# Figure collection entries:
★ ★ ★ ★ ★

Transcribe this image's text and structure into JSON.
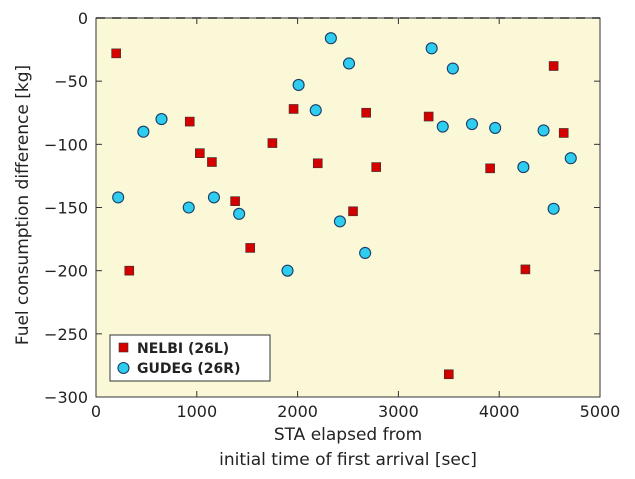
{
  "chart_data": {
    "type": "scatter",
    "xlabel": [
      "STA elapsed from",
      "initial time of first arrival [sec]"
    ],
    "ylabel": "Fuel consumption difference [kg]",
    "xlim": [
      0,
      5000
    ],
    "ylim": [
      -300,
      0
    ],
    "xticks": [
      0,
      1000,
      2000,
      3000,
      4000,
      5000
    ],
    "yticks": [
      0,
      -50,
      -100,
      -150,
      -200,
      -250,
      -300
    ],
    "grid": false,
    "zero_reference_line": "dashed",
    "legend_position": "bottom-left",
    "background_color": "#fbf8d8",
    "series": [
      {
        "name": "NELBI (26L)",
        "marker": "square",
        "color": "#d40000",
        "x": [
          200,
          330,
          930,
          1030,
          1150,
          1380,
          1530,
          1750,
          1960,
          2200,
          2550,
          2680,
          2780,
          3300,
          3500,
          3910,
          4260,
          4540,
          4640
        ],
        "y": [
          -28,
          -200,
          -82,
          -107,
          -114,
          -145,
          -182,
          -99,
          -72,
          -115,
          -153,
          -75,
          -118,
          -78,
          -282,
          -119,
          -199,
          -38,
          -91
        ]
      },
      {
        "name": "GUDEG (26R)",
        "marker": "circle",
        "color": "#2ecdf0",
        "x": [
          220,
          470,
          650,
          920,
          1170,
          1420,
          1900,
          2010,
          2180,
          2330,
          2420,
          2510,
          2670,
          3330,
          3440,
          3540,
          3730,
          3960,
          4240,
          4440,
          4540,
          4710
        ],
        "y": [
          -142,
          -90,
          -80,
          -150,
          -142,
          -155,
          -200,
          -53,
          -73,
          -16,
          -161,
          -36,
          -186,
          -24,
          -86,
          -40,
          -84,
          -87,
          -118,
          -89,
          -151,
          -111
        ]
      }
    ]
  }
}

★ ★ ★ ★ ★

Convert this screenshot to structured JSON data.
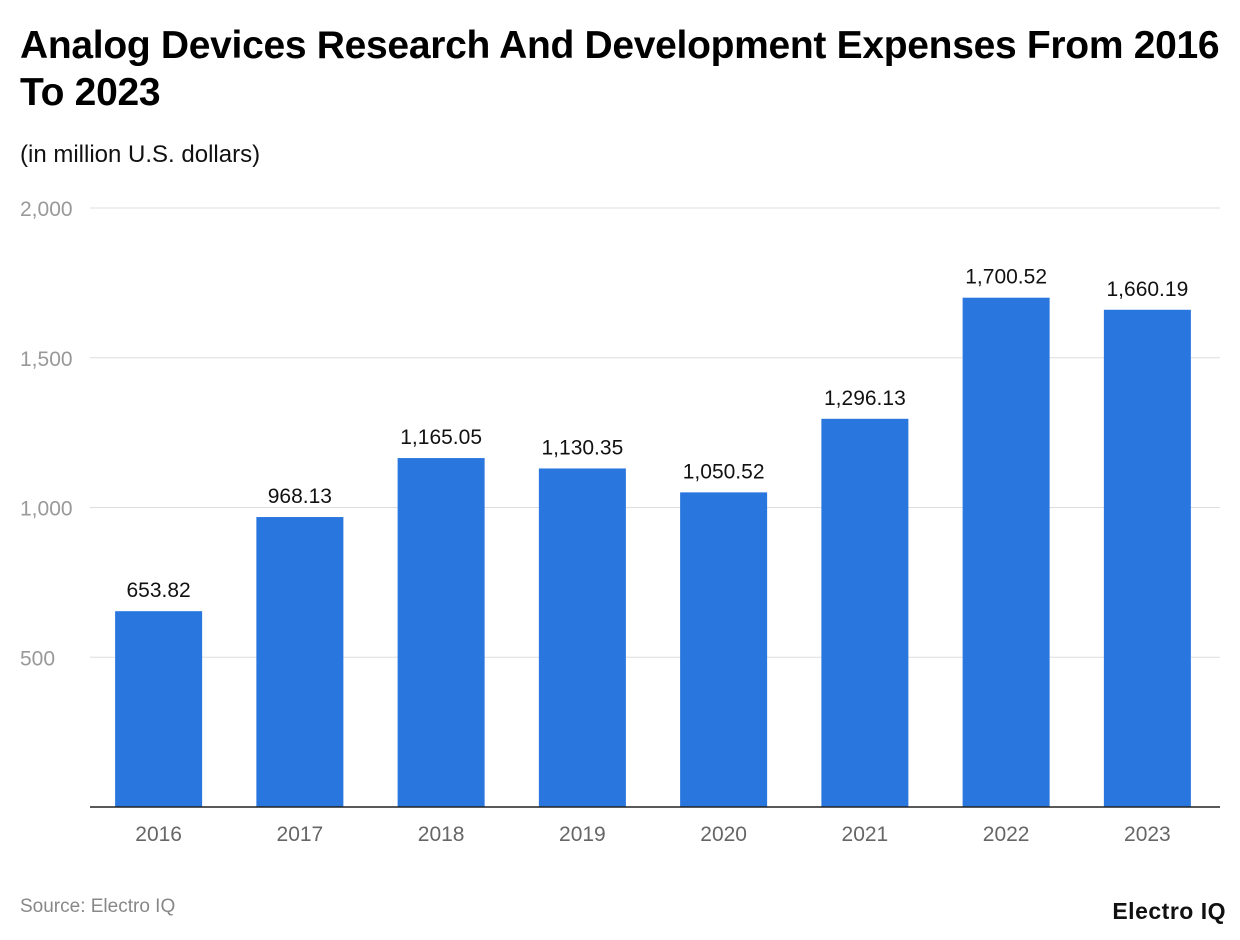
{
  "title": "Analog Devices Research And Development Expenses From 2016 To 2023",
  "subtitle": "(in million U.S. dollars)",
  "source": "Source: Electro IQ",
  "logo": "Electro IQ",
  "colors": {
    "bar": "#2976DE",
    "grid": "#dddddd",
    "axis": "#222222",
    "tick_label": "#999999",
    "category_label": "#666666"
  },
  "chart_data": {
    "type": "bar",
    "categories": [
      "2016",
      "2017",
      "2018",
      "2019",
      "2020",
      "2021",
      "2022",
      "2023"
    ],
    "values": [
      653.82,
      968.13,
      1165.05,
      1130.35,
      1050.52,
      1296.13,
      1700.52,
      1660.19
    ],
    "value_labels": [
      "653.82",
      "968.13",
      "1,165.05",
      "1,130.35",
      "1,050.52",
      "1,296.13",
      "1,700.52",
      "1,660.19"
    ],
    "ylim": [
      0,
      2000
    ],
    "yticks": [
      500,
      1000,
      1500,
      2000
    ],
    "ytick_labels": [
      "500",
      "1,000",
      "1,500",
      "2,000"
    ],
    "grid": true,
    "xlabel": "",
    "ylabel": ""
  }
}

★ ★ ★ ★ ★

# AIM OF THE TASK:
List all lines above in which the string "ylabel" appears.

# CORRECT RESPONSE:
    "ylabel": "Fuel consumption difference [kg]",
    "ylabel": ""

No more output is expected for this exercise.